Toda vida en el Espíritu ha de ser signo que apunte a Dios. Pues bien, si a esto estamos llamados todos, no cabe duda de que un Sumo Pontífice está llamado más aún. Por eso se ha convertido Francisco precisamente en lo que el nombre dice: pontífice, puente; un puente cuya vida, cuyas palabras y cuyos gestos apuntan hacia Dios, que es el que inspira nuestros pasos.

Hay imágenes que se han repetido estos días en los medios. Pero el creyente no se queda solo en las imágenes, sino en el Dios al que el gesto apunta: los abrazos a tantas personas en situaciones de absoluta vulnerabilidad, que apuntan al Dios compasivo; la acogida incondicional a tantas personas etiquetadas en distintos ámbitos, que apuntan al Dios misericordioso.

▶ _Descripción de la tarea_
Copia sin cambios el fragmento del pasaje sobre el papa Francisco que comienza en las palabras "Toda vida en" y termina después de "inspira nuestros pasos.".

▶ _Datos de origen_

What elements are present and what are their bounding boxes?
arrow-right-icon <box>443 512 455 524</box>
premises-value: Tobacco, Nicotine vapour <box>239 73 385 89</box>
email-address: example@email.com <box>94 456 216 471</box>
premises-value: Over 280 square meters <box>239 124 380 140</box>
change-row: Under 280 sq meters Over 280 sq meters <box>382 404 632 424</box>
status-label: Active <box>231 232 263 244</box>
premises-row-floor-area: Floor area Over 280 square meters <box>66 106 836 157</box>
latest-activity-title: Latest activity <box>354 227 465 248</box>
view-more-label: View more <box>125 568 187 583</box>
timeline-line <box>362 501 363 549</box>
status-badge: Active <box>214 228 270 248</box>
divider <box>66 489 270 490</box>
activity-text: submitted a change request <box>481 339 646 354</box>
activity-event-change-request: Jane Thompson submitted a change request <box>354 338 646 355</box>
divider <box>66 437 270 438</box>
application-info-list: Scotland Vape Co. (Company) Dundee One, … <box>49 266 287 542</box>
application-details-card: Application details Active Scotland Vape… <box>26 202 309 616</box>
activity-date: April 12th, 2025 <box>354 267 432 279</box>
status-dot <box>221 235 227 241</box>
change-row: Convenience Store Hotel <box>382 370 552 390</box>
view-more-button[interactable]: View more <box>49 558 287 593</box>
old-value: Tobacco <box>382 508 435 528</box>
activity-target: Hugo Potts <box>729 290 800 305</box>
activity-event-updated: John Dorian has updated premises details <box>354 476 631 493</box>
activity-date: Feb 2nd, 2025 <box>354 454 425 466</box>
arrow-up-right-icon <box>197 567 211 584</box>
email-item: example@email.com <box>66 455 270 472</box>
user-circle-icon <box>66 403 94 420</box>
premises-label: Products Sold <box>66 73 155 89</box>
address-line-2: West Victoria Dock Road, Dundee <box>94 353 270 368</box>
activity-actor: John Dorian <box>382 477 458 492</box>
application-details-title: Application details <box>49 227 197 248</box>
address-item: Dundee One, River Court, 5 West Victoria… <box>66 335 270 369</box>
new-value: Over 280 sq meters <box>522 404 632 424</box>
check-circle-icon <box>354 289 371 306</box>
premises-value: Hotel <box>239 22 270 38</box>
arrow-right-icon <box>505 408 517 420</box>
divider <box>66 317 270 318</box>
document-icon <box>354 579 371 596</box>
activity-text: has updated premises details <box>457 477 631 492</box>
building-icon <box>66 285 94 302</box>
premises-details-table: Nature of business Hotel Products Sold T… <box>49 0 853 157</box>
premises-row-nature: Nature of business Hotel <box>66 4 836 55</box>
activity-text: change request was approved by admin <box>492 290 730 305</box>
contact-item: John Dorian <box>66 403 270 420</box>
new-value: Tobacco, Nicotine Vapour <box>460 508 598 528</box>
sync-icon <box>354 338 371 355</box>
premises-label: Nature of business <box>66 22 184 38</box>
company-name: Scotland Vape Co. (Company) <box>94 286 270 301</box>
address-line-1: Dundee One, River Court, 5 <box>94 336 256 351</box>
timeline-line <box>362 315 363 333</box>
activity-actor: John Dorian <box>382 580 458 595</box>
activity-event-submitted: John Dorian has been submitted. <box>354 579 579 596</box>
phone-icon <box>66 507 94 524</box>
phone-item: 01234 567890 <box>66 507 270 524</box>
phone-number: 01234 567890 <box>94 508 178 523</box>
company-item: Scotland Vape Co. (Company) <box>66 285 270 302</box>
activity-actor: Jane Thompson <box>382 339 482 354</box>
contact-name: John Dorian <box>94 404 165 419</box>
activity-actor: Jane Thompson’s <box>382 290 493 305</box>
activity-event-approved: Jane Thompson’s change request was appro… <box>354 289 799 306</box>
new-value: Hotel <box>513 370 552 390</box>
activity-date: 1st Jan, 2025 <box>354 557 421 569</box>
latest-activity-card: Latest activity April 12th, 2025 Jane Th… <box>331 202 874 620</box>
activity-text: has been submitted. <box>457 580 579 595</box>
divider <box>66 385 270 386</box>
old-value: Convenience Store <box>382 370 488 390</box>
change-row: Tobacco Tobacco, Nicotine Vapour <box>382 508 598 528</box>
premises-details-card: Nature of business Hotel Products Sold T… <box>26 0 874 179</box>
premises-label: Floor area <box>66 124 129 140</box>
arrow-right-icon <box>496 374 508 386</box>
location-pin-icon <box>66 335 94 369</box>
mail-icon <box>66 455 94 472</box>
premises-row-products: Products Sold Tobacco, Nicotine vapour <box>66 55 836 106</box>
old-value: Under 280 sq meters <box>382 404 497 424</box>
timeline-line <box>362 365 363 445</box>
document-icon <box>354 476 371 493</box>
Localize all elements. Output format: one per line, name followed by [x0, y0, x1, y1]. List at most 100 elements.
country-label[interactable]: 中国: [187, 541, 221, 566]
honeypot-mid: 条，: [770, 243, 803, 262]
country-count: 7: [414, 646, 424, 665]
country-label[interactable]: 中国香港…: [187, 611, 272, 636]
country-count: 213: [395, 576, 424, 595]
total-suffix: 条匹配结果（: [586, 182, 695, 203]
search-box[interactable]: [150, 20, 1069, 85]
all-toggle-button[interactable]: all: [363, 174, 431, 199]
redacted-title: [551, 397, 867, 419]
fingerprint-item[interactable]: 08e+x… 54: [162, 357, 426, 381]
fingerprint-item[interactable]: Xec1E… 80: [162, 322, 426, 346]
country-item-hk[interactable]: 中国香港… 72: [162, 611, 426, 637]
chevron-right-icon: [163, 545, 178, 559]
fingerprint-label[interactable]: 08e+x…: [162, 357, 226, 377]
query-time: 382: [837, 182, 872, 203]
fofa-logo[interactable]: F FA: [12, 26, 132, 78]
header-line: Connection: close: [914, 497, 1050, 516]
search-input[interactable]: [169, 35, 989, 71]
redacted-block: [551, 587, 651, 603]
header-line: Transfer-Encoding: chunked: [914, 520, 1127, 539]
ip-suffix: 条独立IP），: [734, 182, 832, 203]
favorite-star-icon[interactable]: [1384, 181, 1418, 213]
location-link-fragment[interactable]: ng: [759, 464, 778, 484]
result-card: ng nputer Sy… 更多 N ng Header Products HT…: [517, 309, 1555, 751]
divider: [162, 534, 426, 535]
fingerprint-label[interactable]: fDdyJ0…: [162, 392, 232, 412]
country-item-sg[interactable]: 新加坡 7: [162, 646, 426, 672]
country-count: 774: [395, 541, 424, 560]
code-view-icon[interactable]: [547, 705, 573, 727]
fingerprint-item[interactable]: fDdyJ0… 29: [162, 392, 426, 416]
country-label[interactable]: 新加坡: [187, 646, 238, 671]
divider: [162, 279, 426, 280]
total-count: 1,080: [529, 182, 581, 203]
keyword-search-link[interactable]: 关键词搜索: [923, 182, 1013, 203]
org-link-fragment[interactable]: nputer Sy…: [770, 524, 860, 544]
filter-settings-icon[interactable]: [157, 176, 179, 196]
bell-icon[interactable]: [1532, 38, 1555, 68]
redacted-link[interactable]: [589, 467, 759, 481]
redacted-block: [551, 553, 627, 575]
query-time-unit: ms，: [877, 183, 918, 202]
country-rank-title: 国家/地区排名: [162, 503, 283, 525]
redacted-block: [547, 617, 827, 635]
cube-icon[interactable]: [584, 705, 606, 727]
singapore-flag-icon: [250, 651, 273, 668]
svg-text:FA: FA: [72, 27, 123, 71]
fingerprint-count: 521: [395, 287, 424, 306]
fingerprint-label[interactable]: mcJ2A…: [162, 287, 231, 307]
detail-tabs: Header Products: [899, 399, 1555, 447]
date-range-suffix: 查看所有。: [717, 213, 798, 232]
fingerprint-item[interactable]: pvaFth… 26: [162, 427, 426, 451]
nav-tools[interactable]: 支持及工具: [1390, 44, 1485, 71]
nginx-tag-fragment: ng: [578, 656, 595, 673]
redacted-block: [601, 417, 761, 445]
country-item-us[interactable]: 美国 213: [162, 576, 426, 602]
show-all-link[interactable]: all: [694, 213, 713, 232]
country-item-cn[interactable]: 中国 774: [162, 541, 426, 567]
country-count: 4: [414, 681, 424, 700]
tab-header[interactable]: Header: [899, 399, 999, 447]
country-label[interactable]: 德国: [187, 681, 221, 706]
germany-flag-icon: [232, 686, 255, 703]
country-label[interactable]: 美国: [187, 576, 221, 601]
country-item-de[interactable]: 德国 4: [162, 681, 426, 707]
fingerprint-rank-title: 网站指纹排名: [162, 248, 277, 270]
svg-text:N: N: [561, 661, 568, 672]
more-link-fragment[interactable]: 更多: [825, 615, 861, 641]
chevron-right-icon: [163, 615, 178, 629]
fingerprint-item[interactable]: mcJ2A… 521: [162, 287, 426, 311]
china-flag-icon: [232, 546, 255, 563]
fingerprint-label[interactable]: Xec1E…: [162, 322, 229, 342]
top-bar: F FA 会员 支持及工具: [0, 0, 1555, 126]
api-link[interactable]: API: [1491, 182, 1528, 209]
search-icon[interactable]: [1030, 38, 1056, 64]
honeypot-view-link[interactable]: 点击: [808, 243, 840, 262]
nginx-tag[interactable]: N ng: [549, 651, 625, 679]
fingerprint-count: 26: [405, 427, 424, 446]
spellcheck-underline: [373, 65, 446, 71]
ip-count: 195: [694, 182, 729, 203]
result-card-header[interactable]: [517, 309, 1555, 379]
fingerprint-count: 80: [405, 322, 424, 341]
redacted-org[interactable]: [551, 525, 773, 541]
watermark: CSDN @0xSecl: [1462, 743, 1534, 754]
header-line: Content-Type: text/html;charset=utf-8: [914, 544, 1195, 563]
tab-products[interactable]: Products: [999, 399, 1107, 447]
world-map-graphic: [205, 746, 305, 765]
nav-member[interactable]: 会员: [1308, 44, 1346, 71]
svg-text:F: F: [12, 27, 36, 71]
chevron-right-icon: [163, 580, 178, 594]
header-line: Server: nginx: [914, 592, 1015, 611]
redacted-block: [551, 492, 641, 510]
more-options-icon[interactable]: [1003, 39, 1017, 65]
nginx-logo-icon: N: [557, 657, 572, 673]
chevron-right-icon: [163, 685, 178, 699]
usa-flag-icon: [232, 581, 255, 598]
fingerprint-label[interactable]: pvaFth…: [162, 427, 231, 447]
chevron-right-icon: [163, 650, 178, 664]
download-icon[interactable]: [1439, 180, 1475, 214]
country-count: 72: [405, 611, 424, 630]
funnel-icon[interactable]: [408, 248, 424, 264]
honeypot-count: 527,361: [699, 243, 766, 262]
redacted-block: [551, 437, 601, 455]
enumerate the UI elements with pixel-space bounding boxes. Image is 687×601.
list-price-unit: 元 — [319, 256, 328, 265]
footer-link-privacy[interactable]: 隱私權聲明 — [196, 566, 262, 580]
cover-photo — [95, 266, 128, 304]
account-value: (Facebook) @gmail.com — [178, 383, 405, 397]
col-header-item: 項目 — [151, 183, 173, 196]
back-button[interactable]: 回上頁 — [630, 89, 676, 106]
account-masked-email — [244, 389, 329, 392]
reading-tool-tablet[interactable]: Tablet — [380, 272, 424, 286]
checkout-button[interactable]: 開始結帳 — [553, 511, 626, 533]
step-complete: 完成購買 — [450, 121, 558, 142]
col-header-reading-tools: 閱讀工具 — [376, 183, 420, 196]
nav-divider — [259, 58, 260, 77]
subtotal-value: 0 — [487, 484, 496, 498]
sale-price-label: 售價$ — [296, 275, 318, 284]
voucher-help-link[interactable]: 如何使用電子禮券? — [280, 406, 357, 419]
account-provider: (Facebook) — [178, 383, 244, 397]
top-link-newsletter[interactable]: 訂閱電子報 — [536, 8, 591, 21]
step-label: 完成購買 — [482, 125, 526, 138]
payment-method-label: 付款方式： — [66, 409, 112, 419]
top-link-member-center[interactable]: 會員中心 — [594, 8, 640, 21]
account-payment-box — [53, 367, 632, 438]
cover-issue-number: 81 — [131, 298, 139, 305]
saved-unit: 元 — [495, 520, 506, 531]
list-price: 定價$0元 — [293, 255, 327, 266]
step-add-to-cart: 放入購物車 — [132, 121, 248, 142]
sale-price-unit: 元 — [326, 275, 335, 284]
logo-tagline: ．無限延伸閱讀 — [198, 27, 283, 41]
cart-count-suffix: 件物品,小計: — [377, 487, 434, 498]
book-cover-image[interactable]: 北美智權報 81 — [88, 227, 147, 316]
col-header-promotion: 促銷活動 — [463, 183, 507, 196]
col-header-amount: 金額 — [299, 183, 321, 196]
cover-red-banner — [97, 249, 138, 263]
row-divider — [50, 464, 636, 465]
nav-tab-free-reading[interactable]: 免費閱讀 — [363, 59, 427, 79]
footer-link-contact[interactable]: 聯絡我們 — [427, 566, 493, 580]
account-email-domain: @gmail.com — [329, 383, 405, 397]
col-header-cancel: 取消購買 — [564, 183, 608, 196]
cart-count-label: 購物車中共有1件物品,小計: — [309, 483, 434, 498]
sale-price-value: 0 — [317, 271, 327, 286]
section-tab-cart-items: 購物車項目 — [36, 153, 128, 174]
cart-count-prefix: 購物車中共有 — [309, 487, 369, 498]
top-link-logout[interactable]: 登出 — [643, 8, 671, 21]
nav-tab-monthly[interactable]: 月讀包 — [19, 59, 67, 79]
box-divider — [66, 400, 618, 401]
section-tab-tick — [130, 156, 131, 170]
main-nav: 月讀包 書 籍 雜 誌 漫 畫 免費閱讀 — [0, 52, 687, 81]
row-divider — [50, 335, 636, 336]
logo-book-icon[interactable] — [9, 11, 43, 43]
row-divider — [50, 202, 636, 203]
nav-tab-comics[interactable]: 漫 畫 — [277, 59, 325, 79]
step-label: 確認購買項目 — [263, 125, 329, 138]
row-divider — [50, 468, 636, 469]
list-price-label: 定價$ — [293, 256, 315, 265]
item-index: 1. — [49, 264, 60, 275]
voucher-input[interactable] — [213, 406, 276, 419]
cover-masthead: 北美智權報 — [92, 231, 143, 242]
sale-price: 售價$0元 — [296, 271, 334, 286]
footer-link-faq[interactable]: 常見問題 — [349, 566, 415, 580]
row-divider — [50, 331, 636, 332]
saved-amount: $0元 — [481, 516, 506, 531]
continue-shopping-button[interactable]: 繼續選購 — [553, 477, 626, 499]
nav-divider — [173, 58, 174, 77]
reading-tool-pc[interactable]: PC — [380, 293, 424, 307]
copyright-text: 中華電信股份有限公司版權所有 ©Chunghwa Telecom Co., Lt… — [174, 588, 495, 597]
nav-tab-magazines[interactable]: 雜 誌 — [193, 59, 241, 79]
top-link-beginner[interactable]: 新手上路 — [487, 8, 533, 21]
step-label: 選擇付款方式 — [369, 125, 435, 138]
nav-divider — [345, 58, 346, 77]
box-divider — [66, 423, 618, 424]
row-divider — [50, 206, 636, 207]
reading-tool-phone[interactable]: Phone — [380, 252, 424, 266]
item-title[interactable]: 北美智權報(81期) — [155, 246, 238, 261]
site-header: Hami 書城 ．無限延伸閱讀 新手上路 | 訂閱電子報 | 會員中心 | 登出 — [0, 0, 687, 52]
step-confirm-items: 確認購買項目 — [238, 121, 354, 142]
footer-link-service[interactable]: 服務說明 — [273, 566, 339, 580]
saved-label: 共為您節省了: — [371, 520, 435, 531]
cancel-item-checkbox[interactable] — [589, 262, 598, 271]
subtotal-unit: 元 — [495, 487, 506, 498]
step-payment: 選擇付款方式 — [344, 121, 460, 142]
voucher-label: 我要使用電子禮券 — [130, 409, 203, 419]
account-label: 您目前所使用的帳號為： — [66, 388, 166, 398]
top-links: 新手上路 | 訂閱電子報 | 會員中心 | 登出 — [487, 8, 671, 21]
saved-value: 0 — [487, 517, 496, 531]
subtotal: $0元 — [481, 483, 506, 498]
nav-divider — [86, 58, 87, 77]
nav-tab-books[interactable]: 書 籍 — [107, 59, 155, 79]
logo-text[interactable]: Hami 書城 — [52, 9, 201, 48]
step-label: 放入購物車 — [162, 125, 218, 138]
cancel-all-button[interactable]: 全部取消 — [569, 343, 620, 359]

▶ _Resultado_
Toda vida en el Espíritu ha de ser signo que apunte a Dios. Pues bien, si a esto estamos llamados todos, no cabe duda de que un Sumo Pontífice está llamado más aún. Por eso se ha convertido Francisco precisamente en lo que el nombre dice: pontífice, puente; un puente cuya vida, cuyas palabras y cuyos gestos apuntan hacia Dios, que es el que inspira nuestros pasos.